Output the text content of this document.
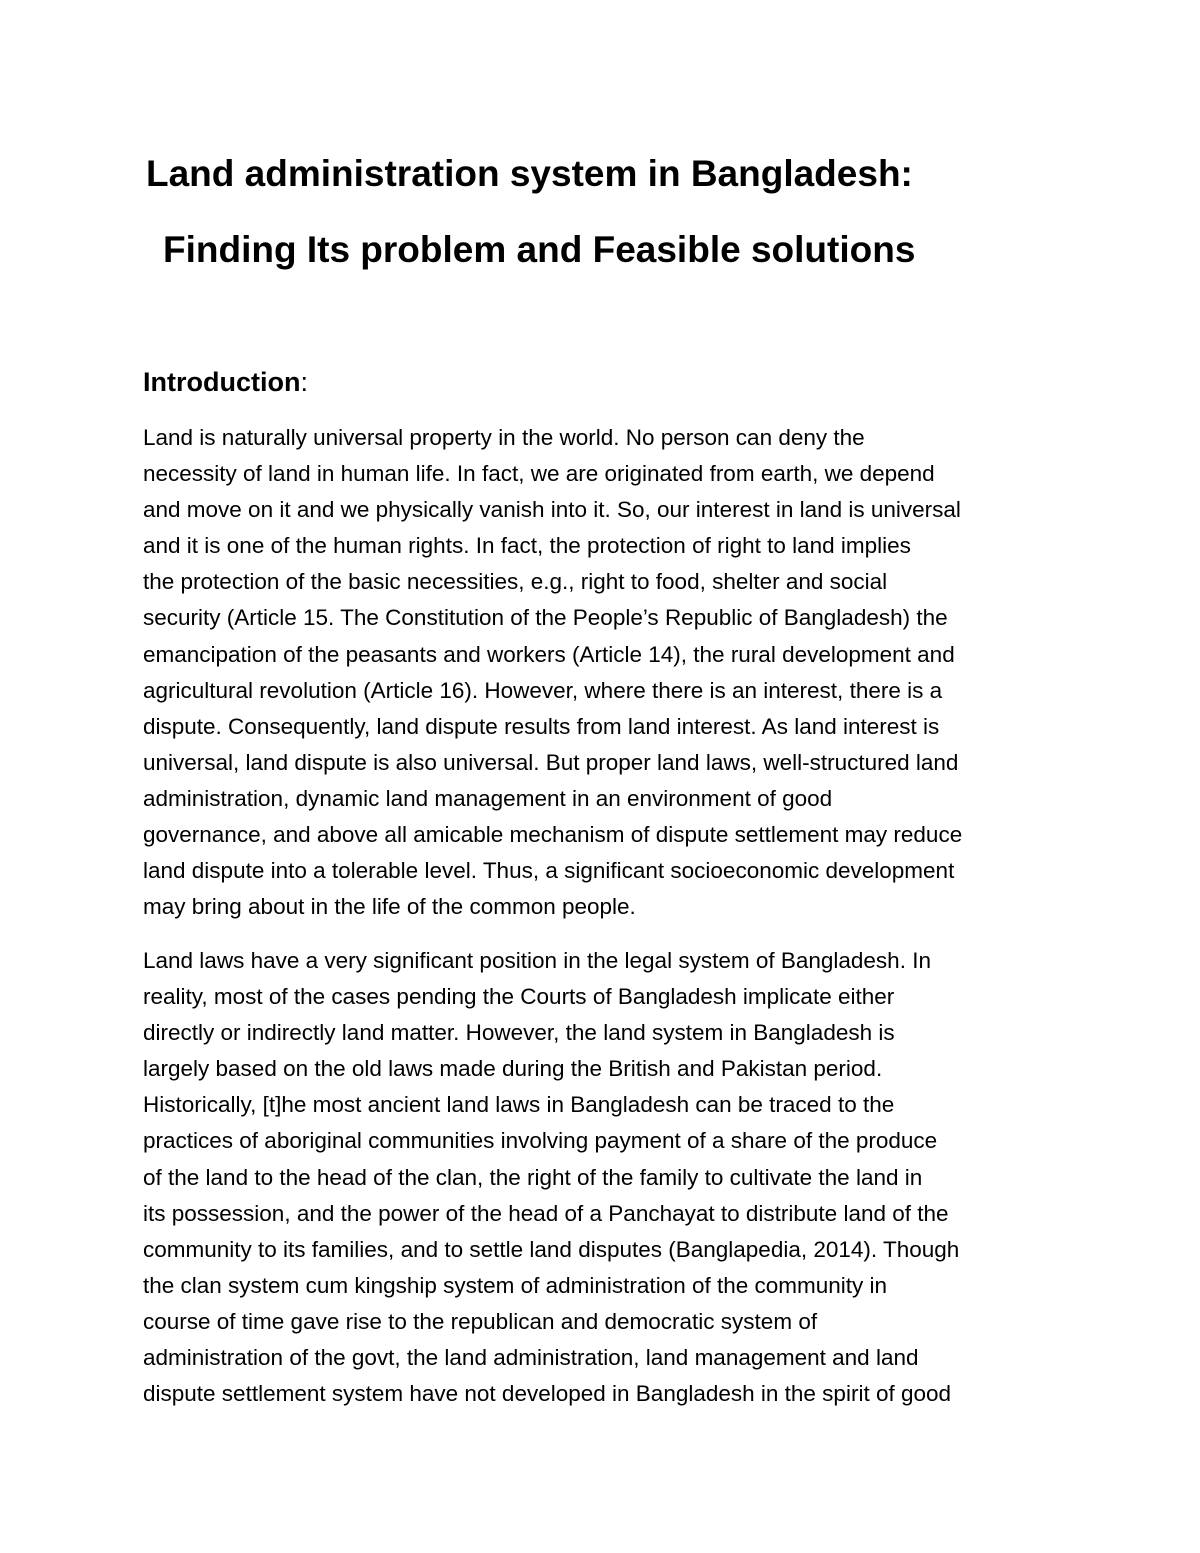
Land administration system in Bangladesh:
Finding Its problem and Feasible solutions
Introduction:
Land is naturally universal property in the world. No person can deny the
necessity of land in human life. In fact, we are originated from earth, we depend
and move on it and we physically vanish into it. So, our interest in land is universal
and it is one of the human rights. In fact, the protection of right to land implies
the protection of the basic necessities, e.g., right to food, shelter and social
security (Article 15. The Constitution of the People’s Republic of Bangladesh) the
emancipation of the peasants and workers (Article 14), the rural development and
agricultural revolution (Article 16). However, where there is an interest, there is a
dispute. Consequently, land dispute results from land interest. As land interest is
universal, land dispute is also universal. But proper land laws, well-structured land
administration, dynamic land management in an environment of good
governance, and above all amicable mechanism of dispute settlement may reduce
land dispute into a tolerable level. Thus, a significant socioeconomic development
may bring about in the life of the common people.
Land laws have a very significant position in the legal system of Bangladesh. In
reality, most of the cases pending the Courts of Bangladesh implicate either
directly or indirectly land matter. However, the land system in Bangladesh is
largely based on the old laws made during the British and Pakistan period.
Historically, [t]he most ancient land laws in Bangladesh can be traced to the
practices of aboriginal communities involving payment of a share of the produce
of the land to the head of the clan, the right of the family to cultivate the land in
its possession, and the power of the head of a Panchayat to distribute land of the
community to its families, and to settle land disputes (Banglapedia, 2014). Though
the clan system cum kingship system of administration of the community in
course of time gave rise to the republican and democratic system of
administration of the govt, the land administration, land management and land
dispute settlement system have not developed in Bangladesh in the spirit of good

◇ ◇ ◇ ◇

§ **What this task involves**: Can you repeat every record above exactly, apart from the pictures?

§ **Response below**:
Output the text content of this document.
Land administration system in Bangladesh:
Finding Its problem and Feasible solutions
Introduction:
Land is naturally universal property in the world. No person can deny the
necessity of land in human life. In fact, we are originated from earth, we depend
and move on it and we physically vanish into it. So, our interest in land is universal
and it is one of the human rights. In fact, the protection of right to land implies
the protection of the basic necessities, e.g., right to food, shelter and social
security (Article 15. The Constitution of the People’s Republic of Bangladesh) the
emancipation of the peasants and workers (Article 14), the rural development and
agricultural revolution (Article 16). However, where there is an interest, there is a
dispute. Consequently, land dispute results from land interest. As land interest is
universal, land dispute is also universal. But proper land laws, well-structured land
administration, dynamic land management in an environment of good
governance, and above all amicable mechanism of dispute settlement may reduce
land dispute into a tolerable level. Thus, a significant socioeconomic development
may bring about in the life of the common people.
Land laws have a very significant position in the legal system of Bangladesh. In
reality, most of the cases pending the Courts of Bangladesh implicate either
directly or indirectly land matter. However, the land system in Bangladesh is
largely based on the old laws made during the British and Pakistan period.
Historically, [t]he most ancient land laws in Bangladesh can be traced to the
practices of aboriginal communities involving payment of a share of the produce
of the land to the head of the clan, the right of the family to cultivate the land in
its possession, and the power of the head of a Panchayat to distribute land of the
community to its families, and to settle land disputes (Banglapedia, 2014). Though
the clan system cum kingship system of administration of the community in
course of time gave rise to the republican and democratic system of
administration of the govt, the land administration, land management and land
dispute settlement system have not developed in Bangladesh in the spirit of good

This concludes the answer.